=== GOAL ===
Write out the whole listing word for word.

begin

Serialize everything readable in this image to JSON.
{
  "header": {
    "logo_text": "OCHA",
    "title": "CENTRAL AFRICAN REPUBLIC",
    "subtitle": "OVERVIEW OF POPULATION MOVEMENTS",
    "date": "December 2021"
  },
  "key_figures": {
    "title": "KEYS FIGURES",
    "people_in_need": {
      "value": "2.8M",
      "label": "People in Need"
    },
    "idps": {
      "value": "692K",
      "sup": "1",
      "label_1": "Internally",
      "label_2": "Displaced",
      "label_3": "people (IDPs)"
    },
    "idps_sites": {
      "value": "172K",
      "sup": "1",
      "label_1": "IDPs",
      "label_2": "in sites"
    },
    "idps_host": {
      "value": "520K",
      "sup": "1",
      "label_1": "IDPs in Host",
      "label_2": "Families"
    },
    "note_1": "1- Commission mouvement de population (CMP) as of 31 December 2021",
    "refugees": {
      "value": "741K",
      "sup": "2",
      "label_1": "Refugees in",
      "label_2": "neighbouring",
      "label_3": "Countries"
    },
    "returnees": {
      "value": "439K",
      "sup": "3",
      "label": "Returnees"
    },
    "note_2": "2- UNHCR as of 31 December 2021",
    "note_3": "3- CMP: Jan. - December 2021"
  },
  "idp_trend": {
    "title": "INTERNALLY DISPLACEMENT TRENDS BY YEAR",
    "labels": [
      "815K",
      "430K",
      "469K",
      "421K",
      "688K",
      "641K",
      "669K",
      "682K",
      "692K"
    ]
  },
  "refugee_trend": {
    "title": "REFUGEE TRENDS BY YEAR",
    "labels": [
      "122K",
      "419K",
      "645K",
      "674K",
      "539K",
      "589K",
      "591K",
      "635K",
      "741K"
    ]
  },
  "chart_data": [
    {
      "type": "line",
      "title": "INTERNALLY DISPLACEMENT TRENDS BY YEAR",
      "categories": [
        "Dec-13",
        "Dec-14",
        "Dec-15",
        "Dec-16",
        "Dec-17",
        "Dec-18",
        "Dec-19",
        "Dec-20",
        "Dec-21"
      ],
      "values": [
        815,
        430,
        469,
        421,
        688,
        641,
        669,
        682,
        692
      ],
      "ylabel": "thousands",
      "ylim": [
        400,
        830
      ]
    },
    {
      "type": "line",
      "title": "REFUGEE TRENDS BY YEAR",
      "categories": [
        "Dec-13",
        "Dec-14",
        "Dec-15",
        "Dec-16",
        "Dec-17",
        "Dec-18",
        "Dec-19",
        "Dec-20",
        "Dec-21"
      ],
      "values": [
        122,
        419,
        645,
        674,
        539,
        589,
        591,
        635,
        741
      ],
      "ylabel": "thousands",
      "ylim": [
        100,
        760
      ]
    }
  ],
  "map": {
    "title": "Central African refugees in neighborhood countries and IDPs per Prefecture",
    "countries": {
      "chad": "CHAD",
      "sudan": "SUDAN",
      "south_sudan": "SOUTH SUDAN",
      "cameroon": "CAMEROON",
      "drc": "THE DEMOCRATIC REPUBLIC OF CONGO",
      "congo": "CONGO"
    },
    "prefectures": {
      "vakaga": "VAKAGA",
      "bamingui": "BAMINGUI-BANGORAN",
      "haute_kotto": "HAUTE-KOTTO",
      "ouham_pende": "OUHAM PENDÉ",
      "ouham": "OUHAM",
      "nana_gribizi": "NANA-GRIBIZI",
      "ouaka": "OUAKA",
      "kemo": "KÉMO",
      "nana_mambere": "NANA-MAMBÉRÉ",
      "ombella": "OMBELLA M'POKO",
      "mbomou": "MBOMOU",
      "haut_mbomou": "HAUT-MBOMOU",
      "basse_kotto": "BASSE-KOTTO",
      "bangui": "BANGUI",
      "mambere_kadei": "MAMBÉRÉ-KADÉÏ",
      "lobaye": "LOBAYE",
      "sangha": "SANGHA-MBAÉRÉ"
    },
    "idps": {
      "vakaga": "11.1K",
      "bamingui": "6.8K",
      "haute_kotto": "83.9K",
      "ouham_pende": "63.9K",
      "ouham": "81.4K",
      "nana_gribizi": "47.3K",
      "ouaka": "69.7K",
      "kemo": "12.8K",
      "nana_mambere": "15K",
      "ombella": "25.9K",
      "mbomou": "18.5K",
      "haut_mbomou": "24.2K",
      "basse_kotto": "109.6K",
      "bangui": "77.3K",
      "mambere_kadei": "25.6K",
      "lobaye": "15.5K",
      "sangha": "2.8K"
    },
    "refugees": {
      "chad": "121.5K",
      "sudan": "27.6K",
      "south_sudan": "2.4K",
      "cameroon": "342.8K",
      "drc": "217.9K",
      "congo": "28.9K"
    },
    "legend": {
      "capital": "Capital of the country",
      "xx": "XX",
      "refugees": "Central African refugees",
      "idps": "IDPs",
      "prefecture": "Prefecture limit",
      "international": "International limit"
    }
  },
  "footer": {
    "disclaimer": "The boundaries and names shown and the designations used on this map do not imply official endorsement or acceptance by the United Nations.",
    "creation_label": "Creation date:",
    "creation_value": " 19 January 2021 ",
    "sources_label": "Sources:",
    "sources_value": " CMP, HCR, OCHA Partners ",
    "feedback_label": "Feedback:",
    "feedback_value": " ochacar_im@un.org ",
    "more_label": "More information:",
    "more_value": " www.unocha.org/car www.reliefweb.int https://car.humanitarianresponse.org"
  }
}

end

=== ANSWER TO THIS TASK ===
Serialize everything readable in this image to JSON.
{
  "header": {
    "logo_text": "OCHA",
    "title": "CENTRAL AFRICAN REPUBLIC",
    "subtitle": "OVERVIEW OF POPULATION MOVEMENTS",
    "date": "December 2021"
  },
  "key_figures": {
    "title": "KEYS FIGURES",
    "people_in_need": {
      "value": "2.8M",
      "label": "People in Need"
    },
    "idps": {
      "value": "692K",
      "sup": "1",
      "label_1": "Internally",
      "label_2": "Displaced",
      "label_3": "people (IDPs)"
    },
    "idps_sites": {
      "value": "172K",
      "sup": "1",
      "label_1": "IDPs",
      "label_2": "in sites"
    },
    "idps_host": {
      "value": "520K",
      "sup": "1",
      "label_1": "IDPs in Host",
      "label_2": "Families"
    },
    "note_1": "1- Commission mouvement de population (CMP) as of 31 December 2021",
    "refugees": {
      "value": "741K",
      "sup": "2",
      "label_1": "Refugees in",
      "label_2": "neighbouring",
      "label_3": "Countries"
    },
    "returnees": {
      "value": "439K",
      "sup": "3",
      "label": "Returnees"
    },
    "note_2": "2- UNHCR as of 31 December 2021",
    "note_3": "3- CMP: Jan. - December 2021"
  },
  "idp_trend": {
    "title": "INTERNALLY DISPLACEMENT TRENDS BY YEAR",
    "labels": [
      "815K",
      "430K",
      "469K",
      "421K",
      "688K",
      "641K",
      "669K",
      "682K",
      "692K"
    ]
  },
  "refugee_trend": {
    "title": "REFUGEE TRENDS BY YEAR",
    "labels": [
      "122K",
      "419K",
      "645K",
      "674K",
      "539K",
      "589K",
      "591K",
      "635K",
      "741K"
    ]
  },
  "chart_data": [
    {
      "type": "line",
      "title": "INTERNALLY DISPLACEMENT TRENDS BY YEAR",
      "categories": [
        "Dec-13",
        "Dec-14",
        "Dec-15",
        "Dec-16",
        "Dec-17",
        "Dec-18",
        "Dec-19",
        "Dec-20",
        "Dec-21"
      ],
      "values": [
        815,
        430,
        469,
        421,
        688,
        641,
        669,
        682,
        692
      ],
      "ylabel": "thousands",
      "ylim": [
        400,
        830
      ]
    },
    {
      "type": "line",
      "title": "REFUGEE TRENDS BY YEAR",
      "categories": [
        "Dec-13",
        "Dec-14",
        "Dec-15",
        "Dec-16",
        "Dec-17",
        "Dec-18",
        "Dec-19",
        "Dec-20",
        "Dec-21"
      ],
      "values": [
        122,
        419,
        645,
        674,
        539,
        589,
        591,
        635,
        741
      ],
      "ylabel": "thousands",
      "ylim": [
        100,
        760
      ]
    }
  ],
  "map": {
    "title": "Central African refugees in neighborhood countries and IDPs per Prefecture",
    "countries": {
      "chad": "CHAD",
      "sudan": "SUDAN",
      "south_sudan": "SOUTH SUDAN",
      "cameroon": "CAMEROON",
      "drc": "THE DEMOCRATIC REPUBLIC OF CONGO",
      "congo": "CONGO"
    },
    "prefectures": {
      "vakaga": "VAKAGA",
      "bamingui": "BAMINGUI-BANGORAN",
      "haute_kotto": "HAUTE-KOTTO",
      "ouham_pende": "OUHAM PENDÉ",
      "ouham": "OUHAM",
      "nana_gribizi": "NANA-GRIBIZI",
      "ouaka": "OUAKA",
      "kemo": "KÉMO",
      "nana_mambere": "NANA-MAMBÉRÉ",
      "ombella": "OMBELLA M'POKO",
      "mbomou": "MBOMOU",
      "haut_mbomou": "HAUT-MBOMOU",
      "basse_kotto": "BASSE-KOTTO",
      "bangui": "BANGUI",
      "mambere_kadei": "MAMBÉRÉ-KADÉÏ",
      "lobaye": "LOBAYE",
      "sangha": "SANGHA-MBAÉRÉ"
    },
    "idps": {
      "vakaga": "11.1K",
      "bamingui": "6.8K",
      "haute_kotto": "83.9K",
      "ouham_pende": "63.9K",
      "ouham": "81.4K",
      "nana_gribizi": "47.3K",
      "ouaka": "69.7K",
      "kemo": "12.8K",
      "nana_mambere": "15K",
      "ombella": "25.9K",
      "mbomou": "18.5K",
      "haut_mbomou": "24.2K",
      "basse_kotto": "109.6K",
      "bangui": "77.3K",
      "mambere_kadei": "25.6K",
      "lobaye": "15.5K",
      "sangha": "2.8K"
    },
    "refugees": {
      "chad": "121.5K",
      "sudan": "27.6K",
      "south_sudan": "2.4K",
      "cameroon": "342.8K",
      "drc": "217.9K",
      "congo": "28.9K"
    },
    "legend": {
      "capital": "Capital of the country",
      "xx": "XX",
      "refugees": "Central African refugees",
      "idps": "IDPs",
      "prefecture": "Prefecture limit",
      "international": "International limit"
    }
  },
  "footer": {
    "disclaimer": "The boundaries and names shown and the designations used on this map do not imply official endorsement or acceptance by the United Nations.",
    "creation_label": "Creation date:",
    "creation_value": " 19 January 2021 ",
    "sources_label": "Sources:",
    "sources_value": " CMP, HCR, OCHA Partners ",
    "feedback_label": "Feedback:",
    "feedback_value": " ochacar_im@un.org ",
    "more_label": "More information:",
    "more_value": " www.unocha.org/car www.reliefweb.int https://car.humanitarianresponse.org"
  }
}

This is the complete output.